### Provided data

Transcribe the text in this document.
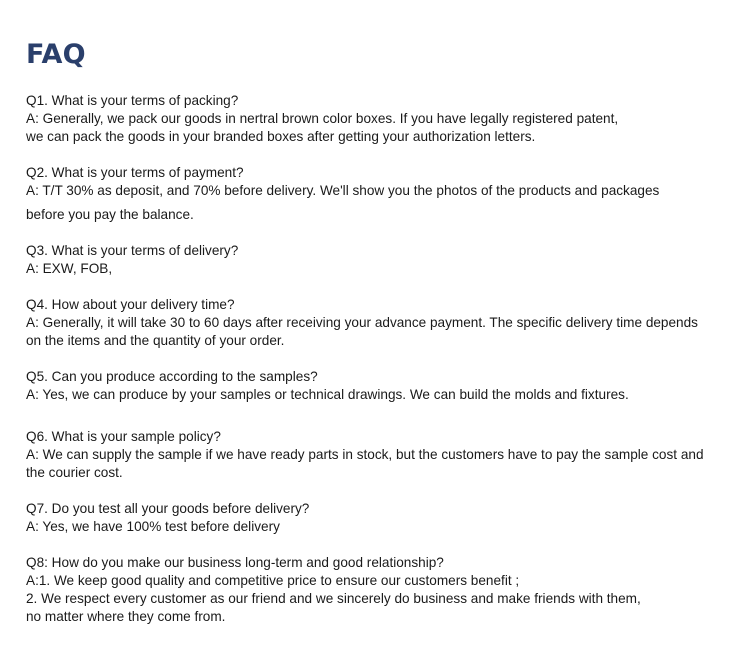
FAQ
Q1. What is your terms of packing?
A: Generally, we pack our goods in nertral brown color boxes. If you have legally registered patent,
we can pack the goods in your branded boxes after getting your authorization letters.
Q2. What is your terms of payment?
A: T/T 30% as deposit, and 70% before delivery. We'll show you the photos of the products and packages
before you pay the balance.
Q3. What is your terms of delivery?
A: EXW, FOB,
Q4. How about your delivery time?
A: Generally, it will take 30 to 60 days after receiving your advance payment. The specific delivery time depends
on the items and the quantity of your order.
Q5. Can you produce according to the samples?
A: Yes, we can produce by your samples or technical drawings. We can build the molds and fixtures.
Q6. What is your sample policy?
A: We can supply the sample if we have ready parts in stock, but the customers have to pay the sample cost and
the courier cost.
Q7. Do you test all your goods before delivery?
A: Yes, we have 100% test before delivery
Q8: How do you make our business long-term and good relationship?
A:1. We keep good quality and competitive price to ensure our customers benefit ;
2. We respect every customer as our friend and we sincerely do business and make friends with them,
no matter where they come from.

######

• [Stated problem]: Your answer should be a single number: how many lines of the material contain the word "Generally".

• [Final result]: 2